| What you should do |
In the entries below, find the lines with the word "proved" and copy them.
--
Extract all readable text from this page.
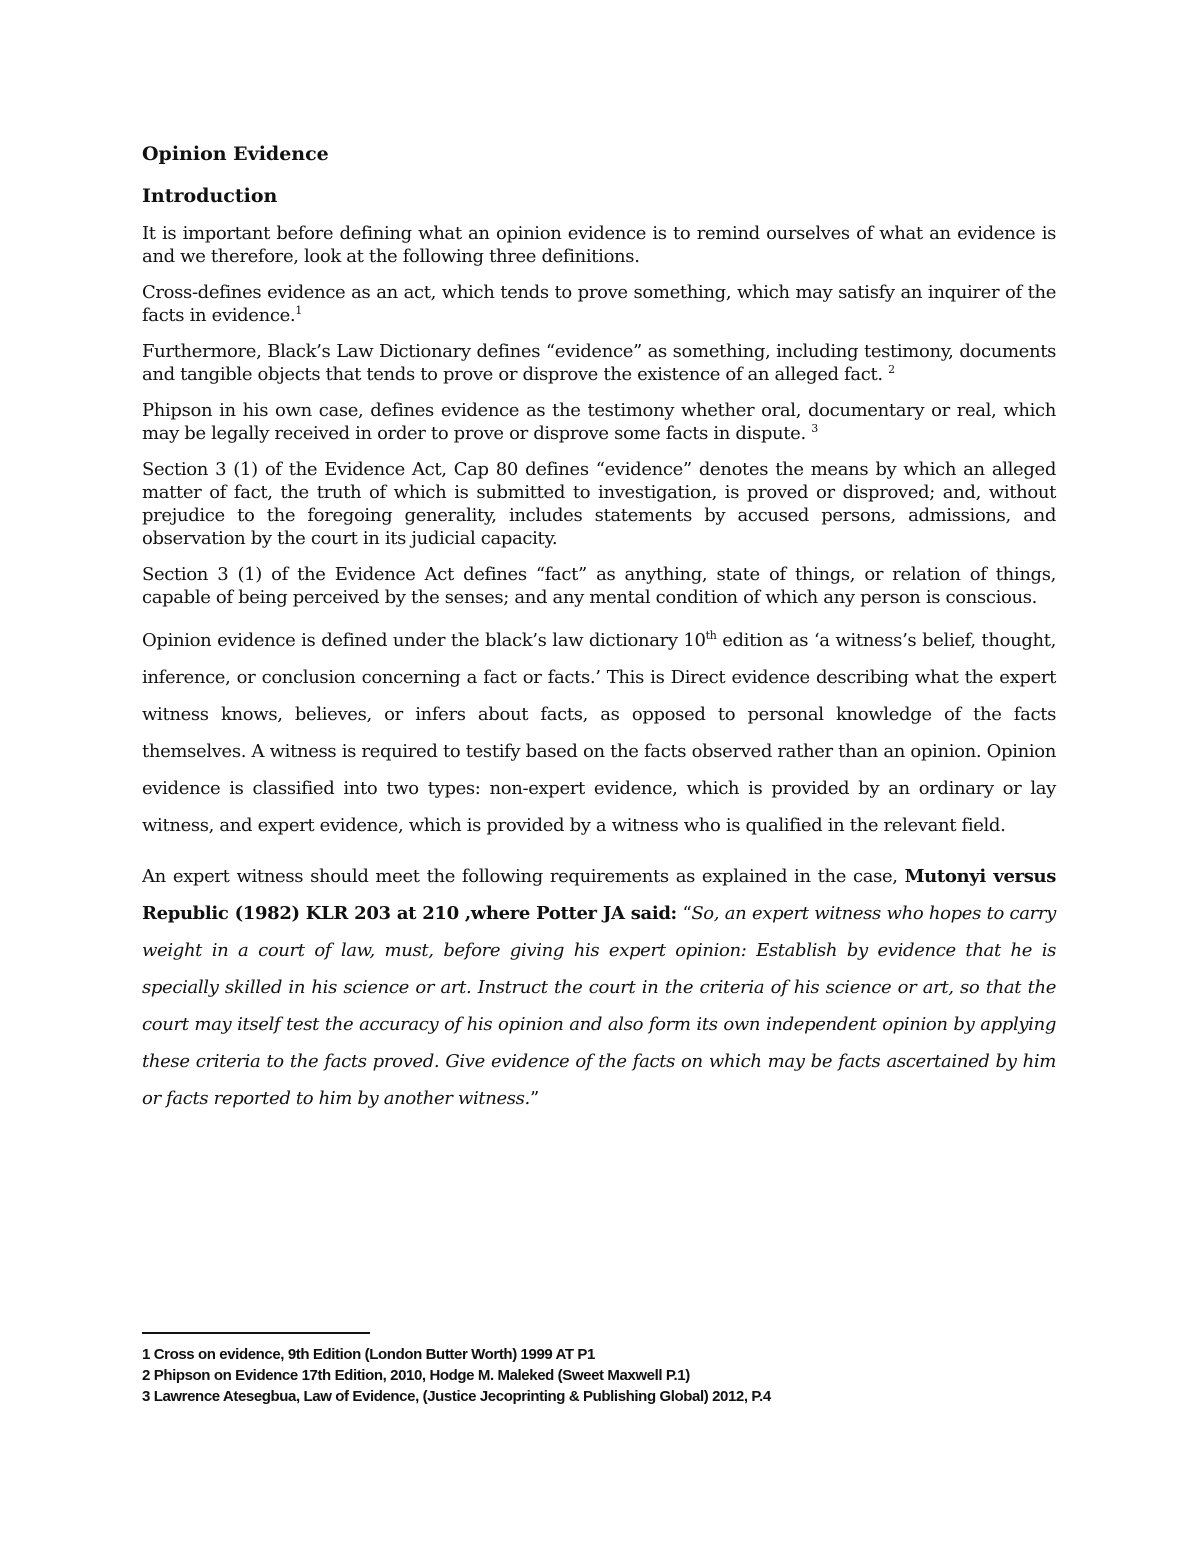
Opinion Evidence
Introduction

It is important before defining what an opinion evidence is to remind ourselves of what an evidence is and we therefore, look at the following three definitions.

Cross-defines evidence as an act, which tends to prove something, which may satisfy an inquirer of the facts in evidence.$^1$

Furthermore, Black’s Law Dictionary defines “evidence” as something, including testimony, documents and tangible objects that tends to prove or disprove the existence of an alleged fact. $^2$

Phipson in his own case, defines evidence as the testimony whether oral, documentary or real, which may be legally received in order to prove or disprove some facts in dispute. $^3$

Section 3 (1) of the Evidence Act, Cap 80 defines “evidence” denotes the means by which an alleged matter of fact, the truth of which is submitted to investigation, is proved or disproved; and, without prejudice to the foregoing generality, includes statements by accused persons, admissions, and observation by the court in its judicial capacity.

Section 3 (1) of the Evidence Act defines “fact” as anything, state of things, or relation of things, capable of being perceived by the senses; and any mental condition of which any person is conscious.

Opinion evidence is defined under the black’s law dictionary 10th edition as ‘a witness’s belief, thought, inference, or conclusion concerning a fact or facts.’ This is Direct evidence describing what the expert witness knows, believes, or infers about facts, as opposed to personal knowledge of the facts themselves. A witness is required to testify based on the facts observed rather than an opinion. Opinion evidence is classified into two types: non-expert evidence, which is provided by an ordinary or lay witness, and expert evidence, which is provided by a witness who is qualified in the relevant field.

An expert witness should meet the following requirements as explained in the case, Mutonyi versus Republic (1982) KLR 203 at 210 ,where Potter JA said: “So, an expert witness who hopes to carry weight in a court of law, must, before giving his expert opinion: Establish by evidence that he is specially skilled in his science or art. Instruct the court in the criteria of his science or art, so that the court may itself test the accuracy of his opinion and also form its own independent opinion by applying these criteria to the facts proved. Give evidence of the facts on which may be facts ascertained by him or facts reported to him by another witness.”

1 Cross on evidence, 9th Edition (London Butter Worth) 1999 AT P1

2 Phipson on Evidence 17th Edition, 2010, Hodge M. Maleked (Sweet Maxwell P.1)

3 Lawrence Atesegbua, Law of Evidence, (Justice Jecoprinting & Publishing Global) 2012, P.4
--
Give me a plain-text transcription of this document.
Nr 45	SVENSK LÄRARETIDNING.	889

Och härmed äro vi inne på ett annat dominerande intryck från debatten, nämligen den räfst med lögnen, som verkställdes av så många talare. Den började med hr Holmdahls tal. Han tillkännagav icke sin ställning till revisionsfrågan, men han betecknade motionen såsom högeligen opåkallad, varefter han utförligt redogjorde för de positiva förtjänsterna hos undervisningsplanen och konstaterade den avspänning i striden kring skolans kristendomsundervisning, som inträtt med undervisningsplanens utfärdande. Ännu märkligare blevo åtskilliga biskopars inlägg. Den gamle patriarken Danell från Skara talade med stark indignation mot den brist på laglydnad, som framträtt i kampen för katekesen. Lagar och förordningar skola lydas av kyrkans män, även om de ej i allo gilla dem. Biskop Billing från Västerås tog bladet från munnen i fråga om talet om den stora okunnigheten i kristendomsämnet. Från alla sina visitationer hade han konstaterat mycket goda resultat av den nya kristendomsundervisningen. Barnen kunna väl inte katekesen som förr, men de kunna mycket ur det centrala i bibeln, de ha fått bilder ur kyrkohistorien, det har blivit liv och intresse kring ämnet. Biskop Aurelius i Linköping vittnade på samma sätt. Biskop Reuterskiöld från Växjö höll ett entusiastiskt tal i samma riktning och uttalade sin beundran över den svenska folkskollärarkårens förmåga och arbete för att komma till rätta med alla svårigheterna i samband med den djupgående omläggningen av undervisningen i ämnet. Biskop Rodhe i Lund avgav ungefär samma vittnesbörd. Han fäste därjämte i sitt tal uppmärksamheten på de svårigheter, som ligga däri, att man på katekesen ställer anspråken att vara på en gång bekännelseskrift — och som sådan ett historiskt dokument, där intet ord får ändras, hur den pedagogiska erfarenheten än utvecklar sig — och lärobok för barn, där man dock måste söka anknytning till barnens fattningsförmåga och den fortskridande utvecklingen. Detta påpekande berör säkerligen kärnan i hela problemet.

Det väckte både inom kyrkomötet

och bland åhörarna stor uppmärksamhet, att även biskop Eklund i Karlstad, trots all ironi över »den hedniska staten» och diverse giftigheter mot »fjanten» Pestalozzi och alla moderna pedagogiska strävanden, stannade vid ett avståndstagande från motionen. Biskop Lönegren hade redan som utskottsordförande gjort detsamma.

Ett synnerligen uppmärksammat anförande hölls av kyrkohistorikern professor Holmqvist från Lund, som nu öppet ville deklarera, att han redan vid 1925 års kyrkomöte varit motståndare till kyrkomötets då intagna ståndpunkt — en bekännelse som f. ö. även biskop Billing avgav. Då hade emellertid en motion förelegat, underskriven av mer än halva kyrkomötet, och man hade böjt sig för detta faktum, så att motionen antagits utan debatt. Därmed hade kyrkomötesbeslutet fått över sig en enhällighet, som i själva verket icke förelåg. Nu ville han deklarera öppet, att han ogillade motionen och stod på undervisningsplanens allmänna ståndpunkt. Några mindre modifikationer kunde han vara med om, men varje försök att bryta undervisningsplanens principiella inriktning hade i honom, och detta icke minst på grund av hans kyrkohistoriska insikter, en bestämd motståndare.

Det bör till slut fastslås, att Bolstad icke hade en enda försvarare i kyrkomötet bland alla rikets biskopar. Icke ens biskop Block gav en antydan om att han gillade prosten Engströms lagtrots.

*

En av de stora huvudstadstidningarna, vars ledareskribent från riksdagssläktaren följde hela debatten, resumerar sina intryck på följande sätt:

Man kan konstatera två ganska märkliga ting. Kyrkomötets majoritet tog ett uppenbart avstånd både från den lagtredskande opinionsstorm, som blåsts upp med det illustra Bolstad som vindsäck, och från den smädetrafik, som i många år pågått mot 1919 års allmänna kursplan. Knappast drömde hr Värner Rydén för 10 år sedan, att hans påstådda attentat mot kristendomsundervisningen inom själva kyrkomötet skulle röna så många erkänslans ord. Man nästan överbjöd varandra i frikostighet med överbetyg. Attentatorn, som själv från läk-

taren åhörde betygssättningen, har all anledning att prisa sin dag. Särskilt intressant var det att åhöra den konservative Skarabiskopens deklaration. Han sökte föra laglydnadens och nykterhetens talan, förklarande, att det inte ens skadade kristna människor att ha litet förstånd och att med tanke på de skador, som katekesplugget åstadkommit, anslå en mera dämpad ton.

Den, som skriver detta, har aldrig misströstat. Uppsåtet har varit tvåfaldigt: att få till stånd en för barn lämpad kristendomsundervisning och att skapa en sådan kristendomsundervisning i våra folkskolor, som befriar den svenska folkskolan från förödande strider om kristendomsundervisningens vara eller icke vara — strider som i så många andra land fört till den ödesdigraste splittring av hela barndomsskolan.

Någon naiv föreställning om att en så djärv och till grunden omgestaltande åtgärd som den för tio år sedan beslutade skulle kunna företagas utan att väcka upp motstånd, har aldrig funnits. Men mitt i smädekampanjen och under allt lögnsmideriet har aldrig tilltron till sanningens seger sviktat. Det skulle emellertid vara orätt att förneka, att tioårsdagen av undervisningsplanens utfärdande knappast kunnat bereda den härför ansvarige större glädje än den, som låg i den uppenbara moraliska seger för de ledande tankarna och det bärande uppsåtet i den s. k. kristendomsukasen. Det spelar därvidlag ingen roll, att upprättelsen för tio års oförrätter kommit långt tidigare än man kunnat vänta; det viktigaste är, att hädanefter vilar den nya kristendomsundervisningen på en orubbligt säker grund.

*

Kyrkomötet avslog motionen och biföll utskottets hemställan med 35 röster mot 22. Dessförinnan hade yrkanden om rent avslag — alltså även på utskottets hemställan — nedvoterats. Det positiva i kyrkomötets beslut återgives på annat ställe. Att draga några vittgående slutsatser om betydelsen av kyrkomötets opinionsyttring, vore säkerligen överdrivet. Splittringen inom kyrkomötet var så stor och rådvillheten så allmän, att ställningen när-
--
| Solution for this task |
Section 3 (1) of the Evidence Act, Cap 80 defines “evidence” denotes the means by which an alleged matter of fact, the truth of which is submitted to investigation, is proved or disproved; and, without prejudice to the foregoing generality, includes statements by accused persons, admissions, and observation by the court in its judicial capacity.
An expert witness should meet the following requirements as explained in the case, Mutonyi versus Republic (1982) KLR 203 at 210 ,where Potter JA said: “So, an expert witness who hopes to carry weight in a court of law, must, before giving his expert opinion: Establish by evidence that he is specially skilled in his science or art. Instruct the court in the criteria of his science or art, so that the court may itself test the accuracy of his opinion and also form its own independent opinion by applying these criteria to the facts proved. Give evidence of the facts on which may be facts ascertained by him or facts reported to him by another witness.”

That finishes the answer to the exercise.